### THE TASK
Return, unchanged, the lines starting at the one containing "- entry-tag: 【定位】: [440, 730, 501, 746]" and ending at the one containing "- answer-entry: [38, 671, 390, 748]", including both of those lines.

### SOURCE RECORDS
-------

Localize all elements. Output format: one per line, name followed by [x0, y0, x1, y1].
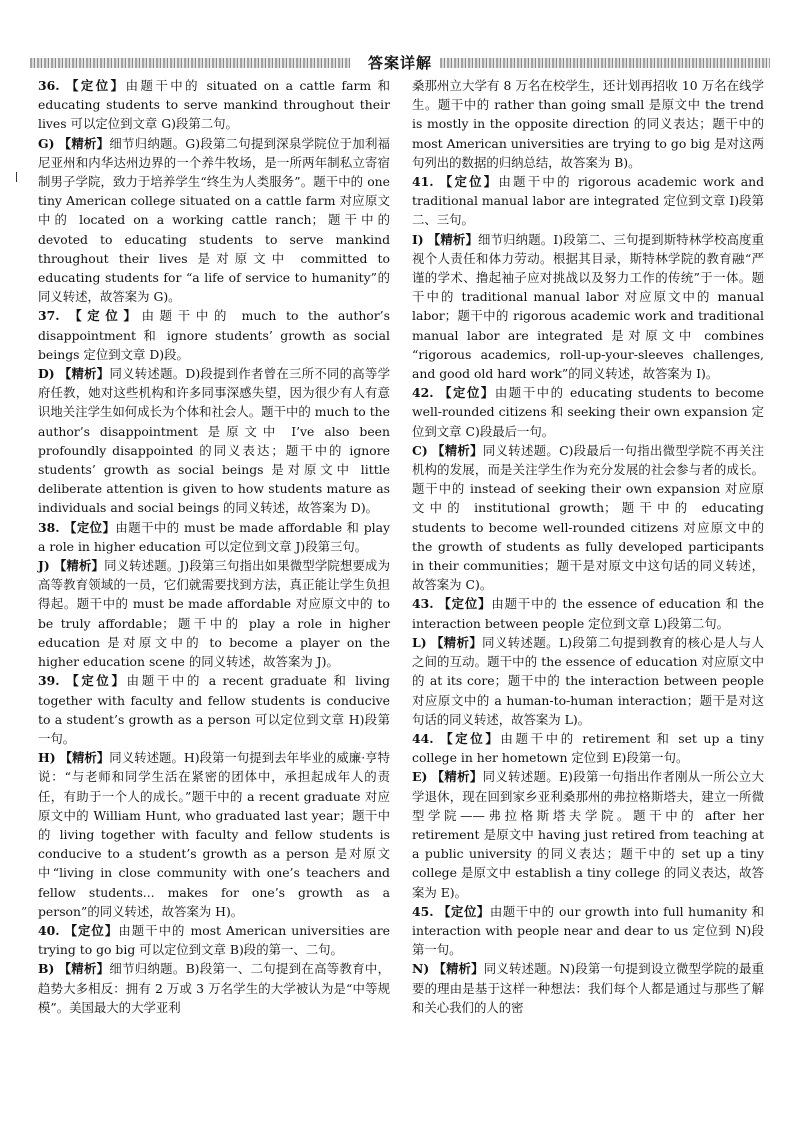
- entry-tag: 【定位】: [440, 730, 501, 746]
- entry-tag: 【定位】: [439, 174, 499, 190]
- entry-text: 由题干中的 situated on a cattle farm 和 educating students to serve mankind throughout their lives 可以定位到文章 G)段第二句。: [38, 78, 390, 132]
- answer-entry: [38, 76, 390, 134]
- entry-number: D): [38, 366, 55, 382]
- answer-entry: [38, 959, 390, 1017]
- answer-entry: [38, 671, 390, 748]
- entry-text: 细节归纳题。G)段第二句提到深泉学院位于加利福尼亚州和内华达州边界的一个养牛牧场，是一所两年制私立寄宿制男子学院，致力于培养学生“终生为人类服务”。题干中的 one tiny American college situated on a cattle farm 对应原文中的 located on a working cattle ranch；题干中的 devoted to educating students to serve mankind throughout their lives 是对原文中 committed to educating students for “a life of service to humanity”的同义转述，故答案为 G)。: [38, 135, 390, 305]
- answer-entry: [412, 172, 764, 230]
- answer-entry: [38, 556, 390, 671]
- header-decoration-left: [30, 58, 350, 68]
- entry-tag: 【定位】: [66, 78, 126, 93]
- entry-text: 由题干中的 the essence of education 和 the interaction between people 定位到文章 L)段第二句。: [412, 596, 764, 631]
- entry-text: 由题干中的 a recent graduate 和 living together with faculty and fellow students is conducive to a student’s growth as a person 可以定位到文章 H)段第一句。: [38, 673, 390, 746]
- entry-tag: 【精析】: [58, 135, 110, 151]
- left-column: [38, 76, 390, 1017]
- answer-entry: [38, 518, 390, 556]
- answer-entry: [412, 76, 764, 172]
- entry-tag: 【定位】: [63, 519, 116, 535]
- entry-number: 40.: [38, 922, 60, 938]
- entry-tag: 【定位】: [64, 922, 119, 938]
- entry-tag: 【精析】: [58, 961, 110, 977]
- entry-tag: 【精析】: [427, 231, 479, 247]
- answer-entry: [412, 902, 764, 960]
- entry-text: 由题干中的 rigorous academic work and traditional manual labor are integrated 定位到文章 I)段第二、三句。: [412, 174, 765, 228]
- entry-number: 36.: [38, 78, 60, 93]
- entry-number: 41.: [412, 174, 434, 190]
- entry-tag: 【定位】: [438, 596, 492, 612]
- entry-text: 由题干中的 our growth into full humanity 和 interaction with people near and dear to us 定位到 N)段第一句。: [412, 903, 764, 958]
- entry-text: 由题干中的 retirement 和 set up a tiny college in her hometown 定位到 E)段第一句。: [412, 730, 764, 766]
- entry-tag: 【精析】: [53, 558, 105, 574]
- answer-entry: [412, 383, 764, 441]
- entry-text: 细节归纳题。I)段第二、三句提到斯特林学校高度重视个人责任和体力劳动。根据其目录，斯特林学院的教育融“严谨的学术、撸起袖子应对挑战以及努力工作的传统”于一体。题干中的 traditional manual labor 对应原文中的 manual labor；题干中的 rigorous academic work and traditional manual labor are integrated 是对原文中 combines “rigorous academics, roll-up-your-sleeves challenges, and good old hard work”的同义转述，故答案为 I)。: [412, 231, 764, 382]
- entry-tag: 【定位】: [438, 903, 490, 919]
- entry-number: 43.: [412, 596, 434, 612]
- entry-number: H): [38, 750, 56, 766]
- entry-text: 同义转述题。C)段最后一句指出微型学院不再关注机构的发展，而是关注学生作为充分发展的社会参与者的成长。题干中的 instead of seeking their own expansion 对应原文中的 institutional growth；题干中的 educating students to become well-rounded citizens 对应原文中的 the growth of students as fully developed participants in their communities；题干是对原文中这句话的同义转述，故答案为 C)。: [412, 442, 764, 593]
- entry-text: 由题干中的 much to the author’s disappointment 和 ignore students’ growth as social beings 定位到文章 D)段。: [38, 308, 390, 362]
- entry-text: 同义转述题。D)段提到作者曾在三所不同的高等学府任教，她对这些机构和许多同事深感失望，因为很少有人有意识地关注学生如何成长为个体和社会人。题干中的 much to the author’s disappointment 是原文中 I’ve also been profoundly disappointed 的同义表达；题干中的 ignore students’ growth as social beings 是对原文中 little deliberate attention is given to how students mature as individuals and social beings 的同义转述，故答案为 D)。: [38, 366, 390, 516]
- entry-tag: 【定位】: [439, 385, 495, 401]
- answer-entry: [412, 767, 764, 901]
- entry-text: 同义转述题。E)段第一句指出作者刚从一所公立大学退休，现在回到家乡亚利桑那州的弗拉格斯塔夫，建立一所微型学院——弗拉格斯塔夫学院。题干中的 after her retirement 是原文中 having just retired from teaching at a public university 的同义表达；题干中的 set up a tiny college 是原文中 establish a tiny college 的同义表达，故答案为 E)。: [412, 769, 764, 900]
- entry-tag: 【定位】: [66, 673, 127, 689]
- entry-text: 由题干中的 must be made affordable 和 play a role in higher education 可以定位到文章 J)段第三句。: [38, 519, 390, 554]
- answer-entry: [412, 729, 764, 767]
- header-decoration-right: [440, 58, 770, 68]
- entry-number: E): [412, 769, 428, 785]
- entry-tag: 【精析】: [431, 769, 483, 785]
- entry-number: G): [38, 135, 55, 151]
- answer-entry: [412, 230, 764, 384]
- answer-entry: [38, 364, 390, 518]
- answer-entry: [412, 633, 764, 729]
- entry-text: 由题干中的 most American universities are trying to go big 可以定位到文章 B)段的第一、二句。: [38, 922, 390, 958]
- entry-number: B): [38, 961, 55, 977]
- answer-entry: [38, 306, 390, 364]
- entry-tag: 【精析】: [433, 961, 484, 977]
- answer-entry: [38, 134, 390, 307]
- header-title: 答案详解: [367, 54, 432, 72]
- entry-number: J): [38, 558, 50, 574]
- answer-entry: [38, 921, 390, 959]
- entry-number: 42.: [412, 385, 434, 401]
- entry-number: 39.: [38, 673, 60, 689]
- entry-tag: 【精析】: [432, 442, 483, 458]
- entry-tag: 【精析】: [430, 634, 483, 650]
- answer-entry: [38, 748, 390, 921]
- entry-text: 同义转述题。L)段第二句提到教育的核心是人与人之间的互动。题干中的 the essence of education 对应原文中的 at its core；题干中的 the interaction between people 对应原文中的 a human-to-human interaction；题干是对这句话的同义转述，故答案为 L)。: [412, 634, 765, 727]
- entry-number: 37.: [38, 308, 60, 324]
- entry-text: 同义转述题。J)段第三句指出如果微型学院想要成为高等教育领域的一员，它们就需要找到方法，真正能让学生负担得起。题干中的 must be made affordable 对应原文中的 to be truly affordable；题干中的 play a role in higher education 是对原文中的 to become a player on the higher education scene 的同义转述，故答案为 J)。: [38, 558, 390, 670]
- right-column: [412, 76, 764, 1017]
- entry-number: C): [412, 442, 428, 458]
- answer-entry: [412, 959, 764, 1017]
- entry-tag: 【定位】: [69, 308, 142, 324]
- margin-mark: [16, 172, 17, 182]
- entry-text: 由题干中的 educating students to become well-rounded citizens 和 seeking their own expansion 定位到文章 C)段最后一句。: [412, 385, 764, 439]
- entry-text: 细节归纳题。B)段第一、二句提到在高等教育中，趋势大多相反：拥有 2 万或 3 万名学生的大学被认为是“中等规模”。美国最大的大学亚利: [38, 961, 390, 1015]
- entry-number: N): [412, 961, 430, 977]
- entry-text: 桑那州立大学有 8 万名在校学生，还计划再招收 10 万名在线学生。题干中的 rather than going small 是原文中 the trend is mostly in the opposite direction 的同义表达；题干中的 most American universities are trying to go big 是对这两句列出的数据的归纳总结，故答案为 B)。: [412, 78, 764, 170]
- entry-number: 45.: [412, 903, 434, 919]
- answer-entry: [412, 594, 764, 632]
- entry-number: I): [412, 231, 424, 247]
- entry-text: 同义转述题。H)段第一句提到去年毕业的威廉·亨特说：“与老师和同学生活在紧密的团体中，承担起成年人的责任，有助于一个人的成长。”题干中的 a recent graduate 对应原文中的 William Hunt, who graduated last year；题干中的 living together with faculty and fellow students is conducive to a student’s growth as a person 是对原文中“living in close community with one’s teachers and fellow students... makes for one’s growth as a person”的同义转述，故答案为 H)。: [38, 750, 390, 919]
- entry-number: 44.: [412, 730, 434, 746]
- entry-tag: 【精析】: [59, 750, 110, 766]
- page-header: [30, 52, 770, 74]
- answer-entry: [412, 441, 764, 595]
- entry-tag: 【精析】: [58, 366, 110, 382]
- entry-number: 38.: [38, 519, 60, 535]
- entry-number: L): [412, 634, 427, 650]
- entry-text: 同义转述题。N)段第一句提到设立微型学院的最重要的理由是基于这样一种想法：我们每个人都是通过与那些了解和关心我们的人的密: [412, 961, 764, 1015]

-------

### PROBLEM SOLUTION
- entry-tag: 【定位】: [440, 730, 501, 746]
- entry-tag: 【定位】: [439, 174, 499, 190]
- entry-text: 由题干中的 situated on a cattle farm 和 educating students to serve mankind throughout their lives 可以定位到文章 G)段第二句。: [38, 78, 390, 132]
- answer-entry: [38, 76, 390, 134]
- entry-number: D): [38, 366, 55, 382]
- answer-entry: [38, 959, 390, 1017]
- answer-entry: [38, 671, 390, 748]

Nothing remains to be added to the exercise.